• _Task description_:
Every entry below should be printed exactly, without its images.

### Dataset extract

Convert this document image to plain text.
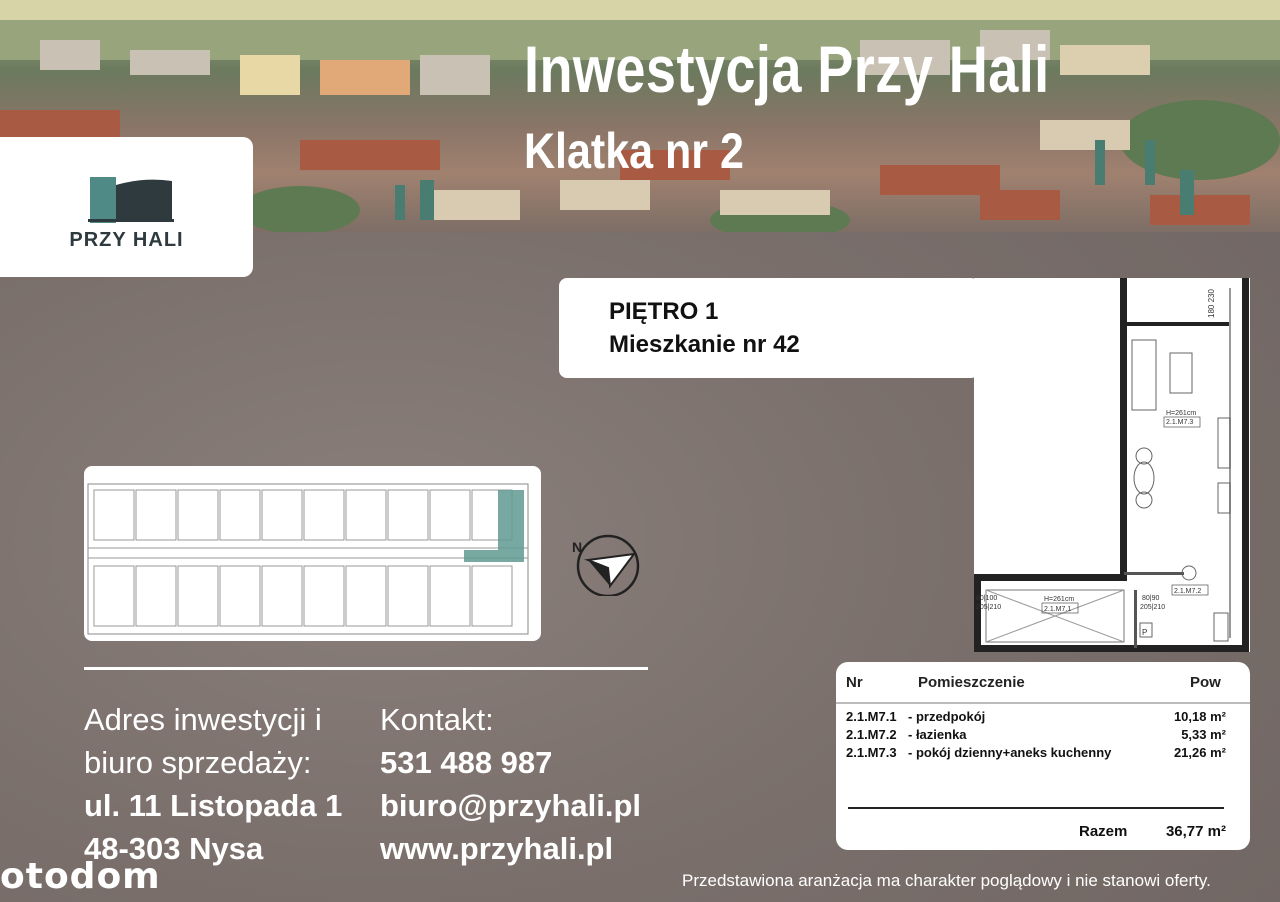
Inwestycja Przy Hali
Klatka nr 2
PRZY HALI
PIĘTRO 1
Mieszkanie nr 42
180 230
H=261cm
2.1.M7.3
H=261cm
2.1.M7.1
2.1.M7.2
80|100
205|210
80|90
205|210
P
N
Adres inwestycji i
biuro sprzedaży:
ul. 11 Listopada 1
48-303 Nysa
Kontakt:
531 488 987
biuro@przyhali.pl
www.przyhali.pl
Nr	Pomieszczenie	Pow
2.1.M7.1 - przedpokój	10,18 m²
2.1.M7.2 - łazienka	5,33 m²
2.1.M7.3 - pokój dzienny+aneks kuchenny	21,26 m²
Razem	36,77 m²
otodom	Przedstawiona aranżacja ma charakter poglądowy i nie stanowi oferty.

######

• _Full output_:
Convert this document image to plain text.
Inwestycja Przy Hali
Klatka nr 2
PRZY HALI
PIĘTRO 1
Mieszkanie nr 42
180 230
H=261cm
2.1.M7.3
H=261cm
2.1.M7.1
2.1.M7.2
80|100
205|210
80|90
205|210
P
N
Adres inwestycji i
biuro sprzedaży:
ul. 11 Listopada 1
48-303 Nysa
Kontakt:
531 488 987
biuro@przyhali.pl
www.przyhali.pl
Nr	Pomieszczenie	Pow
2.1.M7.1 - przedpokój	10,18 m²
2.1.M7.2 - łazienka	5,33 m²
2.1.M7.3 - pokój dzienny+aneks kuchenny	21,26 m²
Razem	36,77 m²
otodom	Przedstawiona aranżacja ma charakter poglądowy i nie stanowi oferty.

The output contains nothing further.